Expense Example:     This Example is intended to help you compare the cost of investing in the Fund with the cost of investing in other mutual funds. The Example assumes that you invest $10,000 in the Fund for the time periods indicated and then redeem all of your shares at the end of those periods. The Example also assumes that your investment has a 5% return each year and that the Fund’s operating expenses remain the same. Although your actual costs may be higher or lower, based on these assumptions your costs would be:

 

       1 Year      3 Years  
Class A    $ 735       $ 1132   
Class I    $ 119       $ 437   
Class P    $ 145       $ 515   

Portfolio Turnover:     The Fund pays transaction costs, such as commissions, when it buys and sells securities or derivative instruments (or “turns over” its portfolio). A higher portfolio turnover rate may indicate higher transaction costs and may result in higher taxes when Fund shares are held in a taxable account. These costs (which are not reflected in “Annual Fund Operating Expenses” in the table above or in the Example) affect the Fund’s performance.

PRINCIPAL INVESTMENT STRATEGIES:

 

Please refer to the section entitled “Key Terms” below for additional information on highlighted terms.

The Fund pursues its investment objective by making a combination of investments (i) directly in an actively managed fixed-income portfolio, and (ii) indirectly through its wholly-owned subsidiary (the “Subsidiary”) in trading companies that employ the managed futures program of Campbell & Company, Inc. (“Campbell”), a commodity trading adviser (“CTA”) registered with the U.S. Commodity Futures Trading Commission and/or derivative instruments such as swap agreements that provide exposure to Campbell’s managed futures program (the “Campbell Program”).

The Campbell Program seeks to generate attractive risk-adjusted returns across a broad range of market conditions through systematic investments in a diversified portfolio that may include swaps, futures and forward contracts in various global assets, including global interest rates, stock indices, currencies and commodities. The Campbell Program seeks to invest in a variety of assets and markets in and outside of the United States including emerging countries. The Campbell Program consists of trend following and other quantitative strategies that aim for low correlation to traditional asset classes such as equities and fixed income and are diversified by investment style, information source, investment holding period and instrument.

* Set exercise 1 *
According to the fund prospectus excerpt, why does portfolio turnover matter to someone investing in the Fund? Answer in one to three sentences.
* Set exercise 2 *
Resume the fund prospectus excerpt after its final sentence, keeping the same technical voice.
The fund prospectus excerpt alone is enough for the work here, so the spatial layout entries can be set aside.

Spatial layout entries
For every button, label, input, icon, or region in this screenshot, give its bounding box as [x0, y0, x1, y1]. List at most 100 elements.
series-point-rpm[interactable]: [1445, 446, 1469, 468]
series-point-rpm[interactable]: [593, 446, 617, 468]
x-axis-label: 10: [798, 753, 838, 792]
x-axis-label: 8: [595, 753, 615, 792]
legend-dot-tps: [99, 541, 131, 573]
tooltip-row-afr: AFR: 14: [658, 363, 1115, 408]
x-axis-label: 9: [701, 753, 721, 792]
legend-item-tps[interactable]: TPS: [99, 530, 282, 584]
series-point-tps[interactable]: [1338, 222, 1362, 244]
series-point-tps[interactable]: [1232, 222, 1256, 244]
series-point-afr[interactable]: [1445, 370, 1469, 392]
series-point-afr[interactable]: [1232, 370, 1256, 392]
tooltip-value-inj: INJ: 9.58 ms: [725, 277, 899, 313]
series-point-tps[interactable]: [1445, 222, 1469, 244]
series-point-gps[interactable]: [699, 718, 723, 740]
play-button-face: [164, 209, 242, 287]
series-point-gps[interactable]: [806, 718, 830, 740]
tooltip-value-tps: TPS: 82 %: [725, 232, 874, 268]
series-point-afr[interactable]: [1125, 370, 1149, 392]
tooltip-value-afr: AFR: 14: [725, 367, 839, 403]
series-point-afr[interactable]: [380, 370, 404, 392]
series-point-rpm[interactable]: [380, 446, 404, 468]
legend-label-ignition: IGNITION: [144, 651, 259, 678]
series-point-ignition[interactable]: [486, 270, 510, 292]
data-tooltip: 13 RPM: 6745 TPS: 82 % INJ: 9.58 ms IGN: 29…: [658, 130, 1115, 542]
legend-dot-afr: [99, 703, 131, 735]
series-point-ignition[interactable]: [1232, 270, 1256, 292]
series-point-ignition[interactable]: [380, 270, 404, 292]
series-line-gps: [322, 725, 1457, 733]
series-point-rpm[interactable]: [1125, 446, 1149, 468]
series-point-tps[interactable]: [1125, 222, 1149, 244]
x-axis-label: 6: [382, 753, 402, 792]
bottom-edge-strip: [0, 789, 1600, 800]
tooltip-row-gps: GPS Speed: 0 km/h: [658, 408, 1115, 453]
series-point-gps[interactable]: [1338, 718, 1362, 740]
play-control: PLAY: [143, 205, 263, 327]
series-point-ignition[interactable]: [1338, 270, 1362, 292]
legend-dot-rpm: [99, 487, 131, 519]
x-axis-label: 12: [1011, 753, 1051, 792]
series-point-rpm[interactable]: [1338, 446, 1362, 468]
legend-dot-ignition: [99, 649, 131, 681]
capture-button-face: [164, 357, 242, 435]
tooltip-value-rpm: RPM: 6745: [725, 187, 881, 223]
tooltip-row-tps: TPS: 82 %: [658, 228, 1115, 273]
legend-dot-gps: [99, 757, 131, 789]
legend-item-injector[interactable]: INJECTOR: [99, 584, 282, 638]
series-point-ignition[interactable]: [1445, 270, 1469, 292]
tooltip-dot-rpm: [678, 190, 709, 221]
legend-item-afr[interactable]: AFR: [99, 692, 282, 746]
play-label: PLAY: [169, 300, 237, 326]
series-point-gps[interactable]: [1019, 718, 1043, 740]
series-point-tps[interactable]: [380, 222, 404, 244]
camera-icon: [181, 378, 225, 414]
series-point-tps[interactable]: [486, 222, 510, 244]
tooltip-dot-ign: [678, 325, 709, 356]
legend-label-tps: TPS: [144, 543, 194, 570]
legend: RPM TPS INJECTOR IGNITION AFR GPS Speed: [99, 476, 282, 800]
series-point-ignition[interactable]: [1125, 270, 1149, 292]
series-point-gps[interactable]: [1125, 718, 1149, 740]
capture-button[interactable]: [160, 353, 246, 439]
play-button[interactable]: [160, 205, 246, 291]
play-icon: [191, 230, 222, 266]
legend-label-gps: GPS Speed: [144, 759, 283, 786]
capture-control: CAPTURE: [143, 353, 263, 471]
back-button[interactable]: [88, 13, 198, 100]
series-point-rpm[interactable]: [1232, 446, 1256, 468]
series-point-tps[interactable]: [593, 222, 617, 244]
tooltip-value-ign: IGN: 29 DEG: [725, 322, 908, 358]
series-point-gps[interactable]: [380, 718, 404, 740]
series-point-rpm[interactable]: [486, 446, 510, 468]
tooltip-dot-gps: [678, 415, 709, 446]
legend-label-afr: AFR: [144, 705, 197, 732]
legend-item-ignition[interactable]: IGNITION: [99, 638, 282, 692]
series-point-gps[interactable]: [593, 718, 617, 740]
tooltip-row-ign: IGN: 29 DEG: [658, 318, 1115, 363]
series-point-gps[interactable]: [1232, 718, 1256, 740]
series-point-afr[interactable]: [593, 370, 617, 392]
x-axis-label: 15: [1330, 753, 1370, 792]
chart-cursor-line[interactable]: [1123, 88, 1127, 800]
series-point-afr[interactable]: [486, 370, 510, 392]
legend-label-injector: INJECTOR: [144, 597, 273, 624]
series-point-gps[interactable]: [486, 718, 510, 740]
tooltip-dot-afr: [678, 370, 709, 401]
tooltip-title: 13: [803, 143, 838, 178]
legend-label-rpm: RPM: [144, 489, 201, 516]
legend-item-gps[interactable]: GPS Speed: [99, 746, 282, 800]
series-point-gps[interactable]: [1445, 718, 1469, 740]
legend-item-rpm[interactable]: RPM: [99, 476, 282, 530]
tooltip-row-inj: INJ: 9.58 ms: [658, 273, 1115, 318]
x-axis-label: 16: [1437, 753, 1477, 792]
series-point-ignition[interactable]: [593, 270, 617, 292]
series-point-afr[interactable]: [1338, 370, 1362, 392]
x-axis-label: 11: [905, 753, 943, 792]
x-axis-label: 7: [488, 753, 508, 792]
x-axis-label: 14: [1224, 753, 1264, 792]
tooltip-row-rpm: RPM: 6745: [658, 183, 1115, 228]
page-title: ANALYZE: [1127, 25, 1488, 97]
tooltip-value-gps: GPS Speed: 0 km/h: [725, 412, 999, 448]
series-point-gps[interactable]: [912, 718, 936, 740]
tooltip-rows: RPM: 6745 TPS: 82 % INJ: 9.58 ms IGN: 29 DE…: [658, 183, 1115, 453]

* Written answer 1 *
Buying and selling securities or derivative instruments makes the Fund pay transaction costs such as commissions, so a higher turnover rate may mean higher transaction costs and, when shares are held in a taxable account, higher taxes. These costs are not reflected in "Annual Fund Operating Expenses" or in the Example, yet they affect the Fund's performance.

* Written answer 2 *
Campbell’s investment philosophy is driven by a belief that markets are broadly efficient but trends emerge and remain due to shifts in supply, demand, and other economic factors. Asset mispricing can occur as a result of instability and uncertainty in markets, strongly-held opinions by market participants, or an unreliable flow of market information. Campbell seeks to systematically identify price trends and to develop macro and fundamental themes that exploit asset mispricing.

The Campbell Program uses quantitative modeling to develop and maintain systematic trading strategies driven by scientific analysis of technical , macro , and econometric data across global financial and commodity markets. The Campbell Program is designed to analyze market data to identify trends and relationships occurring within and across markets and asset classes globally. Once identified, these trends and relationships are converted into mathematical models that can be historically tested. Once a model is developed and thoroughly tested, it undergoes a rigorous peer review process to evaluate strength of theory and robustness. Model assumptions and other criteria are also analyzed, including tail risk, broad level risk factor exposures, market diversification, correlation, and volatility as well as transaction costs. New models must demonstrate efficacy on a stand-alone basis while complimenting the existing portfolio.

 

 

Derivative Instruments:     As a principal investment strategy, the Fund or the Subsidiary will either (i) invest in one or more trading companies that use a variety of derivative instruments including swap agreements, exchange-traded futures and option contracts and forward contracts to gain exposure to a wide variety of global markets for currencies, interest rates, stock market indices, energy resources, metals and agricultural products and to hedge price risk that provide exposure to the Campbell Program, (ii) enter into swap agreements to gain exposure to the Campbell

 

S2


 

Program, or (iii) invest in some combination of (i) and (ii). In general, a derivative contract typically involves leverage, i.e., it provides exposure to potential gain or loss from a change in the level of the market price of a security, currency or commodity (or a basket or index) in a notional amount that exceeds the amount of cash or assets required to establish or maintain the derivative contract.

 

 

Fixed-Income Securities:     The Fund will also invest in fixed income securities in order to seek income, for liquidity purposes, and to serve as margin or collateral for the derivatives positions of the Fund or the Subsidiary to the extent necessary. The Fund may invest in a variety of investment grade fixed income securities, including, without limitation, corporate bonds and other corporate debt securities and securities issued by the U.S. government or its agencies and instrumentalities. The Fund also may seek to obtain market exposure to fixed income securities by entering into a series of purchase and sale contracts. The Fund defines investment grade securities as those that are rated, at the time of purchase, as BBB- or higher by Standard & Poor’s Rating Group or another nationally recognized statistical rating organization. The Fund may invest in fixed income securities of any duration. The Fund may also invest, to the extent permitted by the 1940 Act and rules under it, in money market funds or other investment companies (such as exchange traded funds) whose assets are comprised primarily of fixed income securities or that seek to track the composition and/or performance of specific fixed income indexes. The Fund may invest in foreign fixed income securities, or it may invest in other investment companies that invest in foreign fixed income securities. As such, investors should be aware of the particular risks associated with international fixed income securities.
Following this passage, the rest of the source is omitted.